>> Begin DOCUMENT

This is an automated email from the ASF dual-hosted git repository.

hangxiang pushed a commit to branch master
in repository https://gitbox.apache.org/repos/asf/flink.git

commit 30d75f1511b2b2beac4d7f18ee20941b3bd4cbe8
Author: wangfeifan <zoltar9...@163.com>
AuthorDate: Mon May 27 20:46:03 2024 +0800

    [hotfix][statebackend] Normalize ForSt working dir
    
    Co-authored-by: yhx <master...@gmail.com>
---
 .../flink/state/forst/ForStKeyedStateBackend.java  |  4 +-
 .../state/forst/ForStKeyedStateBackendBuilder.java | 18 +++--
 .../flink/state/forst/ForStResourceContainer.java  | 78 ++++++++++++++--------
 .../flink/state/forst/ForStStateBackend.java       | 30 ++++-----
 .../state/forst/ForStResourceContainerTest.java    |  8 +--
 5 files changed, 83 insertions(+), 55 deletions(-)

>> End DOCUMENT

EXERCISE TASKS:
- a) Rewrite everything in the commit email from "Co-authored-by: yhx <master...@gmail.com>" down to "insertions(+), 55 deletions(-)", putting "removals" in place of "deletions".
- b) In the commit email, which branch did hangxiang push the commit to?
You can skip the lines that come after this.

>> Begin GIVEN RECORDS

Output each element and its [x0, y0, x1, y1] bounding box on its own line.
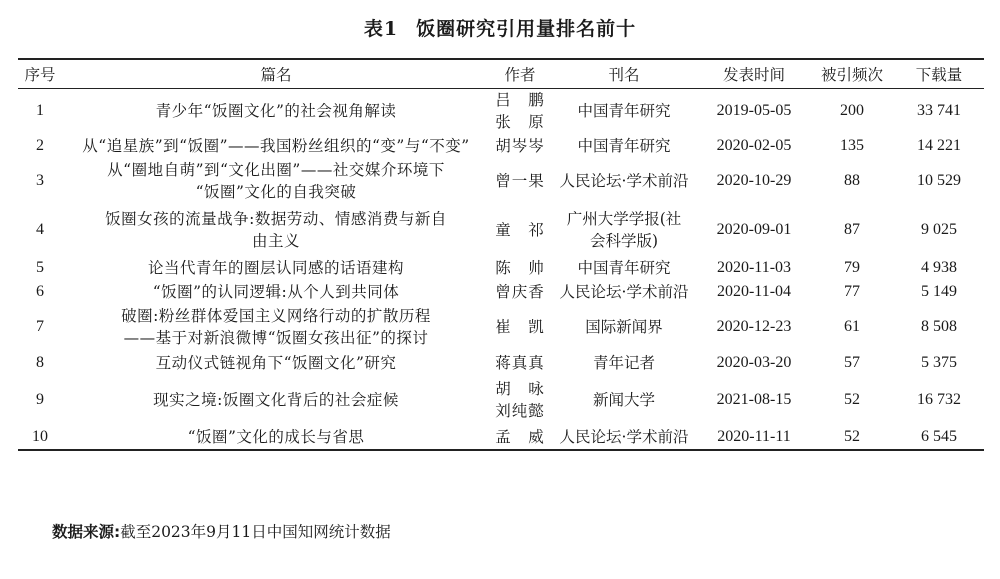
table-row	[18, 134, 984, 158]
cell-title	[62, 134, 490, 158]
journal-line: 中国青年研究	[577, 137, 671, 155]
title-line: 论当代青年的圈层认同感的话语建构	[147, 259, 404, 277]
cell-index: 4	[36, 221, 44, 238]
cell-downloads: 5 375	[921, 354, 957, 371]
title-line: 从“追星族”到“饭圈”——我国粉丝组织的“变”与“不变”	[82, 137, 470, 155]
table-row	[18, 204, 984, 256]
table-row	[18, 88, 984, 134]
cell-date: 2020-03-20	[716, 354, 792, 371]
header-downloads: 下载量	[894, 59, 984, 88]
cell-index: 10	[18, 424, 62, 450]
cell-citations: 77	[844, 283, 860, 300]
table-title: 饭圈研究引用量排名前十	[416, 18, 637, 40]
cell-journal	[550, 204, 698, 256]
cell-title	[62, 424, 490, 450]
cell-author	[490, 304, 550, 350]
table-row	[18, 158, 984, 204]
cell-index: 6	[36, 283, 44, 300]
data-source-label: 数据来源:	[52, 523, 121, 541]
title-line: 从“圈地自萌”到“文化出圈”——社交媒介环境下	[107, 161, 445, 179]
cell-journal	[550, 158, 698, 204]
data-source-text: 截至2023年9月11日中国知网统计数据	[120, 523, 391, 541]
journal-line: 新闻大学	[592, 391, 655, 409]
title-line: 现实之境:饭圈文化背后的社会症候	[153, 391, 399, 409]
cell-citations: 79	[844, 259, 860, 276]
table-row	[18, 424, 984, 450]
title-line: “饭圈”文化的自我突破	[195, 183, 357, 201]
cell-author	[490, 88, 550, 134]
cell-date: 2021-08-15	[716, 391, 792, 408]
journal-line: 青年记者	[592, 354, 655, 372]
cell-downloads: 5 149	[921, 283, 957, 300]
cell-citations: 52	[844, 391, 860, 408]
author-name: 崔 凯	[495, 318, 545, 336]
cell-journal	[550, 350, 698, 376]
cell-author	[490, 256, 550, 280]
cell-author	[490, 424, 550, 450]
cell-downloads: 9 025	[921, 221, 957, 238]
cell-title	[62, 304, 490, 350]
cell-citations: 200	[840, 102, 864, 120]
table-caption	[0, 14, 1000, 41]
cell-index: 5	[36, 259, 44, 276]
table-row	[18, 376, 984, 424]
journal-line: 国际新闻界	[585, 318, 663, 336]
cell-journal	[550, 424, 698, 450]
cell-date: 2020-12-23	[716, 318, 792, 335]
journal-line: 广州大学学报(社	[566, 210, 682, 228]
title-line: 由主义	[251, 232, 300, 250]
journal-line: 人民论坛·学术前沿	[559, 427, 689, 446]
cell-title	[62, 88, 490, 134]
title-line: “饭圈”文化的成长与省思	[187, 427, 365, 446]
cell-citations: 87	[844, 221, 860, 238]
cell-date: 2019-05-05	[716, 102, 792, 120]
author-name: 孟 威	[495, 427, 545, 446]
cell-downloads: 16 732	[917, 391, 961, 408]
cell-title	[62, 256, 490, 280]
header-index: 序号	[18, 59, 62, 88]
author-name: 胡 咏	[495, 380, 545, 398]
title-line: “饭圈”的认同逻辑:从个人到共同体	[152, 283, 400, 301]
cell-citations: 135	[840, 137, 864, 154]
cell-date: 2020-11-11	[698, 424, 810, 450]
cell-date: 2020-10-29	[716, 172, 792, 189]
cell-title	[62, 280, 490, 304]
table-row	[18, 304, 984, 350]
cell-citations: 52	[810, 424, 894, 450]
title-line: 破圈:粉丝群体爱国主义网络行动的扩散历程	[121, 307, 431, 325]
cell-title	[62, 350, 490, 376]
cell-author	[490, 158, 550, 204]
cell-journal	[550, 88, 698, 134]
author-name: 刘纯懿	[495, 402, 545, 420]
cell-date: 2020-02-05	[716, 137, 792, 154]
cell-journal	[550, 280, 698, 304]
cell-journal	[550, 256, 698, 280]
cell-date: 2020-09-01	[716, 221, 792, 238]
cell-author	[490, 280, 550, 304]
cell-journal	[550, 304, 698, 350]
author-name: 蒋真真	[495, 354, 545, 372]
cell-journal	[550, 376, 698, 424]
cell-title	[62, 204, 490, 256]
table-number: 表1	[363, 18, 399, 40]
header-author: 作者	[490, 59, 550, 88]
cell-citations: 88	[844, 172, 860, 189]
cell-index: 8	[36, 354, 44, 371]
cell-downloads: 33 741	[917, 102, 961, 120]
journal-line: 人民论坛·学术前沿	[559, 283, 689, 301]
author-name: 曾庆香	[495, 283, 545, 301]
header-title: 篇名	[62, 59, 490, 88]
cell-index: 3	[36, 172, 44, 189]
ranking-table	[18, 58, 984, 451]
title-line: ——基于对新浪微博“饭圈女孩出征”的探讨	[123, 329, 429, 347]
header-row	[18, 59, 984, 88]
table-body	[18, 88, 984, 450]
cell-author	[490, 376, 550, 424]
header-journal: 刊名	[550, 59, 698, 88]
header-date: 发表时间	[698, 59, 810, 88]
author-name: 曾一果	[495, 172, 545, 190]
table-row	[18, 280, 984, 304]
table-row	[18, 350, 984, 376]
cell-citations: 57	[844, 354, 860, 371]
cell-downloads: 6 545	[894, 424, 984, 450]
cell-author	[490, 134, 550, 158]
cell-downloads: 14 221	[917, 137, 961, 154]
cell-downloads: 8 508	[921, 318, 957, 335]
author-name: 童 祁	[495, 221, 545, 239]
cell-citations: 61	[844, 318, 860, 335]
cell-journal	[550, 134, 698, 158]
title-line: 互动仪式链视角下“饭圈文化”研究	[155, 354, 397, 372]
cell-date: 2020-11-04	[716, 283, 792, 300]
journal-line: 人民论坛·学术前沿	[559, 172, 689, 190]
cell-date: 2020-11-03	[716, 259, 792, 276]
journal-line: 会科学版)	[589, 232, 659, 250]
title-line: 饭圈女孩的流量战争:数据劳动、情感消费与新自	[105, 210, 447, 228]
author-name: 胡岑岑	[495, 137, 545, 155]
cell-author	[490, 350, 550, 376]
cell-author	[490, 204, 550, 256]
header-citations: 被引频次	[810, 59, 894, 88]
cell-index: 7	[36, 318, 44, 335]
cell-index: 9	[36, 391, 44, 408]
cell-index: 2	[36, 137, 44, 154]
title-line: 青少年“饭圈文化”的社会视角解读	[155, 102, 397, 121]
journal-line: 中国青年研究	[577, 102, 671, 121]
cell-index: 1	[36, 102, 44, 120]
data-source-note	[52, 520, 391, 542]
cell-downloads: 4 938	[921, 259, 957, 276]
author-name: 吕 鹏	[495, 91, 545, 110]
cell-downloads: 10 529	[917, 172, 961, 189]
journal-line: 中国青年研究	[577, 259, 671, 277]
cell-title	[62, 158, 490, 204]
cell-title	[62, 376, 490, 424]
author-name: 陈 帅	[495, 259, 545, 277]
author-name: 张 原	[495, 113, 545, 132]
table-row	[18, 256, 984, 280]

>> End GIVEN RECORDS

RESPONSE LIST:
- a)
Co-authored-by: yhx <master...@gmail.com>
---
 .../flink/state/forst/ForStKeyedStateBackend.java  |  4 +-
 .../state/forst/ForStKeyedStateBackendBuilder.java | 18 +++--
 .../flink/state/forst/ForStResourceContainer.java  | 78 ++++++++++++++--------
 .../flink/state/forst/ForStStateBackend.java       | 30 ++++-----
 .../state/forst/ForStResourceContainerTest.java    |  8 +--
 5 files changed, 83 insertions(+), 55 removals(-)

- b) The master branch.